Dataset excerpts
--- begin ---

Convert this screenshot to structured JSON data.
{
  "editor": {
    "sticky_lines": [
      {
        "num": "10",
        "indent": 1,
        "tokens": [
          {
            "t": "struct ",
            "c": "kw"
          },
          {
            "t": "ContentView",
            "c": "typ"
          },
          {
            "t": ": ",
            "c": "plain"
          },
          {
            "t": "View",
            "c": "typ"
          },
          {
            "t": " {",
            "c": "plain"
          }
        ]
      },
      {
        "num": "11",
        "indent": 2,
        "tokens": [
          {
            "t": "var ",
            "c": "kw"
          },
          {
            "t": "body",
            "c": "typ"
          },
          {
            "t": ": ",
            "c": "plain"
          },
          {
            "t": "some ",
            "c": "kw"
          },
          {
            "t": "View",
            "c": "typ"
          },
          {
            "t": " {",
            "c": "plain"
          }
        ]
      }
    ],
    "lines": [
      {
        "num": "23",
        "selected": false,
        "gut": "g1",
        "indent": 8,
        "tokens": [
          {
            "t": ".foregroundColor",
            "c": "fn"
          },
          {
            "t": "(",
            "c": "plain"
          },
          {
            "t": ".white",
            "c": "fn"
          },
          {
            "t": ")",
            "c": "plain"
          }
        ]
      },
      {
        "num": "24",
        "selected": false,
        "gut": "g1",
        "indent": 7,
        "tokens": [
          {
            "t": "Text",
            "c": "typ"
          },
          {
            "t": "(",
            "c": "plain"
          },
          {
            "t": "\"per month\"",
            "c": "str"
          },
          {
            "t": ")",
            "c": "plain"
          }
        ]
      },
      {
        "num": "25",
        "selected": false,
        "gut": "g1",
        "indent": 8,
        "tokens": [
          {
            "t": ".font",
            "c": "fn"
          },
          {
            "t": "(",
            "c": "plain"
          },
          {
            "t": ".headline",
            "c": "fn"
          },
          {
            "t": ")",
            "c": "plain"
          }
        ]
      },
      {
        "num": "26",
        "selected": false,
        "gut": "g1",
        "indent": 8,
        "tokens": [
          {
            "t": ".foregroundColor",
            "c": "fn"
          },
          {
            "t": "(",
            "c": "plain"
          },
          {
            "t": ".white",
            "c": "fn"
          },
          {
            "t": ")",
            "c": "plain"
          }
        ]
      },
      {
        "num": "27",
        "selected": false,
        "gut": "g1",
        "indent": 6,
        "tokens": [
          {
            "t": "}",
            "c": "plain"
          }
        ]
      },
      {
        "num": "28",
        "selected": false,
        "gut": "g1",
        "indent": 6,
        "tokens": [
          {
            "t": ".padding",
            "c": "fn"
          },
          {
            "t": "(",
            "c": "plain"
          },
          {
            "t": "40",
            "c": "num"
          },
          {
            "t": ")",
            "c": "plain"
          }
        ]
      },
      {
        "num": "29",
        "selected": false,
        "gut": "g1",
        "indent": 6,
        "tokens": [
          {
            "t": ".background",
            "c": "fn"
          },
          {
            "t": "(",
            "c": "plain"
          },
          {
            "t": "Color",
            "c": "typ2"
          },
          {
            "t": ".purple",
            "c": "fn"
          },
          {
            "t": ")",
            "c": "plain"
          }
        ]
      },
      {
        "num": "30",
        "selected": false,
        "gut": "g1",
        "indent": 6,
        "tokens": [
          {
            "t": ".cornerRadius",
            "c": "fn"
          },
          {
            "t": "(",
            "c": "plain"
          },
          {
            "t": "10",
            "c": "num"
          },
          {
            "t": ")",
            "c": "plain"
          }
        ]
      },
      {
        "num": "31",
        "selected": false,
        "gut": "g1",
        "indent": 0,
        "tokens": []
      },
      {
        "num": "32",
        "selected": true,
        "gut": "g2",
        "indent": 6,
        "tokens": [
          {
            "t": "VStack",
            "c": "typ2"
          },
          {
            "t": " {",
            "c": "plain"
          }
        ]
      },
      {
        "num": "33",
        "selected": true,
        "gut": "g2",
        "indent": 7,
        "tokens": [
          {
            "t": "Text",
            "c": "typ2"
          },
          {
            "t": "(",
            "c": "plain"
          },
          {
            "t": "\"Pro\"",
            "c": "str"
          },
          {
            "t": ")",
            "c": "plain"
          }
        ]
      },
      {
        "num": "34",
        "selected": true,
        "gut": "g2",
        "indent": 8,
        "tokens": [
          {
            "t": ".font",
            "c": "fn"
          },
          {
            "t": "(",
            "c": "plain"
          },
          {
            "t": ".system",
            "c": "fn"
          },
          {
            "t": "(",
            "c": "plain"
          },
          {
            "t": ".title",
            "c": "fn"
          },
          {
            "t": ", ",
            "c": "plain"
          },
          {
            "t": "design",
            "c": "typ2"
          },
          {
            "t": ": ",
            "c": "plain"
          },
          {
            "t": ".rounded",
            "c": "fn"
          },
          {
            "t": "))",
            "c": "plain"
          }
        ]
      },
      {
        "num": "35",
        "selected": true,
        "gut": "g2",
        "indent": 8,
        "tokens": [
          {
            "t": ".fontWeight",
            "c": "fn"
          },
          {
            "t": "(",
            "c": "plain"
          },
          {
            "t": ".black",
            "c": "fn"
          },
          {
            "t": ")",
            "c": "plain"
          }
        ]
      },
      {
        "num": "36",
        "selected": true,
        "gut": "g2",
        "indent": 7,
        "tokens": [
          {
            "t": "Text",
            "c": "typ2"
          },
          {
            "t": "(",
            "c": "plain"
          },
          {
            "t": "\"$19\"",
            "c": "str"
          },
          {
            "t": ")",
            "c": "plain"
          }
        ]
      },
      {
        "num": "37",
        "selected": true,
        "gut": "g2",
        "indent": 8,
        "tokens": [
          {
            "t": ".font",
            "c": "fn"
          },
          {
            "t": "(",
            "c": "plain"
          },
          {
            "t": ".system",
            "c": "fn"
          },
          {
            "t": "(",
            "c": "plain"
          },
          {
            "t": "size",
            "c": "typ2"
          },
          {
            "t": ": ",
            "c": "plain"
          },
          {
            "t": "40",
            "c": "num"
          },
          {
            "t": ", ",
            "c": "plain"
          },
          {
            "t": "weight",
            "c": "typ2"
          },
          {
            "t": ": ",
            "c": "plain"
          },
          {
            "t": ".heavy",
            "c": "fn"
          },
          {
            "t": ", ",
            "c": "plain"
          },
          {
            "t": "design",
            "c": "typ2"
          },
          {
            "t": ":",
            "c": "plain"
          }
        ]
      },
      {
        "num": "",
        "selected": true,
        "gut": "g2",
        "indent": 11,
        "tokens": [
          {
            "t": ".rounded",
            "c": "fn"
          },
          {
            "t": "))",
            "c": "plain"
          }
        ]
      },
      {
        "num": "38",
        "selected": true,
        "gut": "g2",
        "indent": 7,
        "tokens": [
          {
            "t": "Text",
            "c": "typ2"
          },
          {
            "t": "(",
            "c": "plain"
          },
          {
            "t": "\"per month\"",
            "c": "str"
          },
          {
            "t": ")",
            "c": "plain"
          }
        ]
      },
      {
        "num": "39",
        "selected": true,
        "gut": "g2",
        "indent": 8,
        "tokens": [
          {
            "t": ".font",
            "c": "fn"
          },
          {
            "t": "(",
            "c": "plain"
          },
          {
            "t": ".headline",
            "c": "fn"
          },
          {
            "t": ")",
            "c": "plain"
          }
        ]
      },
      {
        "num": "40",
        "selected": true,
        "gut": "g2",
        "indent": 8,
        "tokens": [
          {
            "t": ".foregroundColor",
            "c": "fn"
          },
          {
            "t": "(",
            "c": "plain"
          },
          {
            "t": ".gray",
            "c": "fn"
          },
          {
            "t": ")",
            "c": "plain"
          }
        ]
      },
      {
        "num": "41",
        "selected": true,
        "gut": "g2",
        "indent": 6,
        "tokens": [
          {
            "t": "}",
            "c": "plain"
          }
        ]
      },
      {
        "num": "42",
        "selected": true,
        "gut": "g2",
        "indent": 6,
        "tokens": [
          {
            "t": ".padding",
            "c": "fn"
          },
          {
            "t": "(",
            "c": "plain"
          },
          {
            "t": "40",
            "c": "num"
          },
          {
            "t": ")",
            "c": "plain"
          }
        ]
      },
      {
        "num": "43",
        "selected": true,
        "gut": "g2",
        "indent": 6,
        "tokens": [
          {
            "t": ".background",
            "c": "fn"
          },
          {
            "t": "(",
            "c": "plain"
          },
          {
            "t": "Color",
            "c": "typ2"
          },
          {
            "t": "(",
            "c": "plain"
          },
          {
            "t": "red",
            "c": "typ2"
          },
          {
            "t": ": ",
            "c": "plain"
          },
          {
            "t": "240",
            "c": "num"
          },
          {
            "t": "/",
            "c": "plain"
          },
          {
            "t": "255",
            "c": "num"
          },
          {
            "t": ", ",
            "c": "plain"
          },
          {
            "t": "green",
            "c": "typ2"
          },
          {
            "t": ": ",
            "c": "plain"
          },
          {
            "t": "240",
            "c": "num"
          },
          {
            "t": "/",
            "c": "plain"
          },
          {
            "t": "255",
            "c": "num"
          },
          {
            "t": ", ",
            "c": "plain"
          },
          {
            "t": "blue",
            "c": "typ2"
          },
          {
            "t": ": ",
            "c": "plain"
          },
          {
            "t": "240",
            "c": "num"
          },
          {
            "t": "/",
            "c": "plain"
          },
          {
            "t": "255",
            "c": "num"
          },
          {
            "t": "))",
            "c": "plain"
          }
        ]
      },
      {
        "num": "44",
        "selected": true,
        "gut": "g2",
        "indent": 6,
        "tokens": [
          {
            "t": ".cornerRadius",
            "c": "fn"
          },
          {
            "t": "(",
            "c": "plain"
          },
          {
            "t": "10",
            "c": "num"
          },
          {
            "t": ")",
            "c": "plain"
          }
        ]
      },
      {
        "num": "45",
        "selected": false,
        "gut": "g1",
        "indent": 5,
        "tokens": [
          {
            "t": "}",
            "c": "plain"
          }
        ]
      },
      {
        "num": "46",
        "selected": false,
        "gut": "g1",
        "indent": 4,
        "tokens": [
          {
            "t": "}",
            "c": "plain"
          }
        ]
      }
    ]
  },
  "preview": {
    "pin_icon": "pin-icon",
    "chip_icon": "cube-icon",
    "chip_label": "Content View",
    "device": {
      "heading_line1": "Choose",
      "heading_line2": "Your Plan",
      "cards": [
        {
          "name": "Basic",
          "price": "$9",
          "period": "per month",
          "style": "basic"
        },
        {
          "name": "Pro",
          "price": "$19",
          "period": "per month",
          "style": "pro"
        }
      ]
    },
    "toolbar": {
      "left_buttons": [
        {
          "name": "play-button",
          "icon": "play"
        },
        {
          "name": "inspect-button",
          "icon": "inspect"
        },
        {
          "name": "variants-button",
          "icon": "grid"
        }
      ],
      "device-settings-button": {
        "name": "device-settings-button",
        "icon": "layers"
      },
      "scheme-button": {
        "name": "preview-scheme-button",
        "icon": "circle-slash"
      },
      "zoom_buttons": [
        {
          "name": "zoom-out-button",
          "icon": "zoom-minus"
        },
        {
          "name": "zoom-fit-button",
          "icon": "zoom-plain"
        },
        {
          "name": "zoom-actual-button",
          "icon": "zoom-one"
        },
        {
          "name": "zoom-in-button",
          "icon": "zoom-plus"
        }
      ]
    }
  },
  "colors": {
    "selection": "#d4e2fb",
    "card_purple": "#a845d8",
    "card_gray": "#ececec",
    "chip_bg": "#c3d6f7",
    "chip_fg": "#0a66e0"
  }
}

--- end ---

**WHAT NEEDS TO BE DONE**
Pull out every line in the data above that has the word "scheme".

**EXERCISE ANSWER**
      "scheme-button": {
        "name": "preview-scheme-button",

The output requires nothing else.